◆ STATED TASK
Identify the lines that contain the string "icon", then copy each of them.

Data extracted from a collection

#####

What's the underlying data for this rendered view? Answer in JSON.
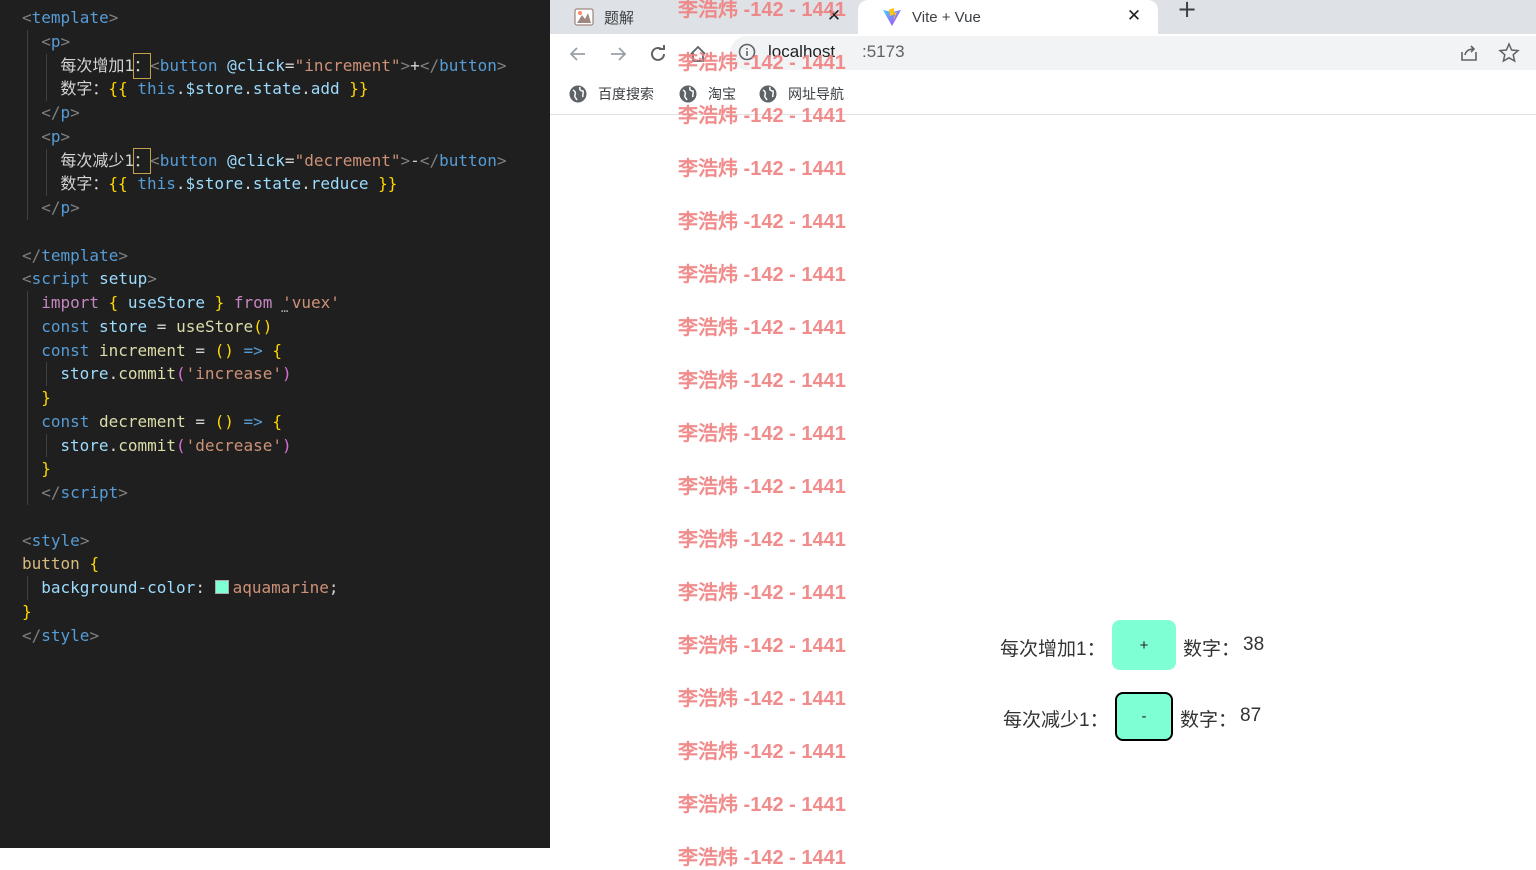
{
  "editor": {
    "lines": [
      {
        "tokens": [
          [
            "tk-br",
            "<"
          ],
          [
            "tk-tag",
            "template"
          ],
          [
            "tk-br",
            ">"
          ]
        ]
      },
      {
        "tokens": [
          [
            "tk-br",
            "<"
          ],
          [
            "tk-tag",
            "p"
          ],
          [
            "tk-br",
            ">"
          ]
        ]
      },
      {
        "tokens": [
          [
            "tk-txt",
            "每次增加1"
          ],
          [
            "sel",
            "："
          ],
          [
            "tk-br",
            "<"
          ],
          [
            "tk-tag",
            "button"
          ],
          [
            "tk-txt",
            " "
          ],
          [
            "tk-attr",
            "@click"
          ],
          [
            "tk-txt",
            "="
          ],
          [
            "tk-str",
            "\"increment\""
          ],
          [
            "tk-br",
            ">"
          ],
          [
            "tk-txt",
            "+"
          ],
          [
            "tk-br",
            "</"
          ],
          [
            "tk-tag",
            "button"
          ],
          [
            "tk-br",
            ">"
          ]
        ]
      },
      {
        "tokens": [
          [
            "tk-txt",
            "数字："
          ],
          [
            "tk-gold",
            "{{ "
          ],
          [
            "tk-this",
            "this"
          ],
          [
            "tk-txt",
            "."
          ],
          [
            "tk-prop",
            "$store"
          ],
          [
            "tk-txt",
            "."
          ],
          [
            "tk-prop",
            "state"
          ],
          [
            "tk-txt",
            "."
          ],
          [
            "tk-prop",
            "add"
          ],
          [
            "tk-gold",
            " }}"
          ]
        ]
      },
      {
        "tokens": [
          [
            "tk-br",
            "</"
          ],
          [
            "tk-tag",
            "p"
          ],
          [
            "tk-br",
            ">"
          ]
        ]
      },
      {
        "tokens": [
          [
            "tk-br",
            "<"
          ],
          [
            "tk-tag",
            "p"
          ],
          [
            "tk-br",
            ">"
          ]
        ]
      },
      {
        "tokens": [
          [
            "tk-txt",
            "每次减少1"
          ],
          [
            "sel",
            "："
          ],
          [
            "tk-br",
            "<"
          ],
          [
            "tk-tag",
            "button"
          ],
          [
            "tk-txt",
            " "
          ],
          [
            "tk-attr",
            "@click"
          ],
          [
            "tk-txt",
            "="
          ],
          [
            "tk-str",
            "\"decrement\""
          ],
          [
            "tk-br",
            ">"
          ],
          [
            "tk-txt",
            "-"
          ],
          [
            "tk-br",
            "</"
          ],
          [
            "tk-tag",
            "button"
          ],
          [
            "tk-br",
            ">"
          ]
        ]
      },
      {
        "tokens": [
          [
            "tk-txt",
            "数字："
          ],
          [
            "tk-gold",
            "{{ "
          ],
          [
            "tk-this",
            "this"
          ],
          [
            "tk-txt",
            "."
          ],
          [
            "tk-prop",
            "$store"
          ],
          [
            "tk-txt",
            "."
          ],
          [
            "tk-prop",
            "state"
          ],
          [
            "tk-txt",
            "."
          ],
          [
            "tk-prop",
            "reduce"
          ],
          [
            "tk-gold",
            " }}"
          ]
        ]
      },
      {
        "tokens": [
          [
            "tk-br",
            "</"
          ],
          [
            "tk-tag",
            "p"
          ],
          [
            "tk-br",
            ">"
          ]
        ]
      },
      {
        "tokens": []
      },
      {
        "tokens": [
          [
            "tk-br",
            "</"
          ],
          [
            "tk-tag",
            "template"
          ],
          [
            "tk-br",
            ">"
          ]
        ]
      },
      {
        "tokens": [
          [
            "tk-br",
            "<"
          ],
          [
            "tk-tag",
            "script"
          ],
          [
            "tk-txt",
            " "
          ],
          [
            "tk-attr",
            "setup"
          ],
          [
            "tk-br",
            ">"
          ]
        ]
      },
      {
        "tokens": [
          [
            "tk-kw",
            "import"
          ],
          [
            "tk-txt",
            " "
          ],
          [
            "tk-gold",
            "{"
          ],
          [
            "tk-txt",
            " "
          ],
          [
            "tk-var",
            "useStore"
          ],
          [
            "tk-txt",
            " "
          ],
          [
            "tk-gold",
            "}"
          ],
          [
            "tk-txt",
            " "
          ],
          [
            "tk-kw",
            "from"
          ],
          [
            "tk-txt",
            " "
          ],
          [
            "tk-str",
            "'vuex'"
          ]
        ]
      },
      {
        "tokens": [
          [
            "tk-decl",
            "const"
          ],
          [
            "tk-txt",
            " "
          ],
          [
            "tk-var",
            "store"
          ],
          [
            "tk-txt",
            " = "
          ],
          [
            "tk-fn",
            "useStore"
          ],
          [
            "tk-gold",
            "()"
          ]
        ]
      },
      {
        "tokens": [
          [
            "tk-decl",
            "const"
          ],
          [
            "tk-txt",
            " "
          ],
          [
            "tk-fn",
            "increment"
          ],
          [
            "tk-txt",
            " = "
          ],
          [
            "tk-gold",
            "()"
          ],
          [
            "tk-txt",
            " "
          ],
          [
            "tk-arrow",
            "=>"
          ],
          [
            "tk-txt",
            " "
          ],
          [
            "tk-gold",
            "{"
          ]
        ]
      },
      {
        "tokens": [
          [
            "tk-var",
            "store"
          ],
          [
            "tk-txt",
            "."
          ],
          [
            "tk-fn",
            "commit"
          ],
          [
            "tk-pink",
            "("
          ],
          [
            "tk-str",
            "'increase'"
          ],
          [
            "tk-pink",
            ")"
          ]
        ]
      },
      {
        "tokens": [
          [
            "tk-gold",
            "}"
          ]
        ]
      },
      {
        "tokens": [
          [
            "tk-decl",
            "const"
          ],
          [
            "tk-txt",
            " "
          ],
          [
            "tk-fn",
            "decrement"
          ],
          [
            "tk-txt",
            " = "
          ],
          [
            "tk-gold",
            "()"
          ],
          [
            "tk-txt",
            " "
          ],
          [
            "tk-arrow",
            "=>"
          ],
          [
            "tk-txt",
            " "
          ],
          [
            "tk-gold",
            "{"
          ]
        ]
      },
      {
        "tokens": [
          [
            "tk-var",
            "store"
          ],
          [
            "tk-txt",
            "."
          ],
          [
            "tk-fn",
            "commit"
          ],
          [
            "tk-pink",
            "("
          ],
          [
            "tk-str",
            "'decrease'"
          ],
          [
            "tk-pink",
            ")"
          ]
        ]
      },
      {
        "tokens": [
          [
            "tk-gold",
            "}"
          ]
        ]
      },
      {
        "tokens": [
          [
            "tk-br",
            "</"
          ],
          [
            "tk-tag",
            "script"
          ],
          [
            "tk-br",
            ">"
          ]
        ]
      },
      {
        "tokens": []
      },
      {
        "tokens": [
          [
            "tk-br",
            "<"
          ],
          [
            "tk-tag",
            "style"
          ],
          [
            "tk-br",
            ">"
          ]
        ]
      },
      {
        "tokens": [
          [
            "tk-sel",
            "button"
          ],
          [
            "tk-txt",
            " "
          ],
          [
            "tk-gold",
            "{"
          ]
        ]
      },
      {
        "tokens": [
          [
            "tk-cssprop",
            "background-color"
          ],
          [
            "tk-txt",
            ": "
          ],
          [
            "swatch",
            ""
          ],
          [
            "tk-cssval",
            "aquamarine"
          ],
          [
            "tk-txt",
            ";"
          ]
        ]
      },
      {
        "tokens": [
          [
            "tk-gold",
            "}"
          ]
        ]
      },
      {
        "tokens": [
          [
            "tk-br",
            "</"
          ],
          [
            "tk-tag",
            "style"
          ],
          [
            "tk-br",
            ">"
          ]
        ]
      }
    ],
    "swatch_color": "#7fffd4"
  },
  "browser": {
    "tabs": [
      {
        "title": "题解",
        "icon": "tab-favicon-icon",
        "close": "✕"
      },
      {
        "title": "Vite + Vue",
        "icon": "vite-logo-icon",
        "close": "✕"
      }
    ],
    "new_tab": "+",
    "url_host": "localhost",
    "url_port": ":5173",
    "bookmarks": [
      "百度搜索",
      "淘宝",
      "网址导航"
    ]
  },
  "watermark": {
    "text": "李浩炜 -142 - 1441",
    "color": "#f08080"
  },
  "app": {
    "increment_label": "每次增加1：",
    "increment_button": "+",
    "add_label": "数字：",
    "add_value": "38",
    "decrement_label": "每次减少1：",
    "decrement_button": "-",
    "reduce_label": "数字：",
    "reduce_value": "87",
    "button_color": "#7fffd4"
  }
}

#####

◆ TASK ANSWER
        "icon": "tab-favicon-icon",
        "icon": "vite-logo-icon",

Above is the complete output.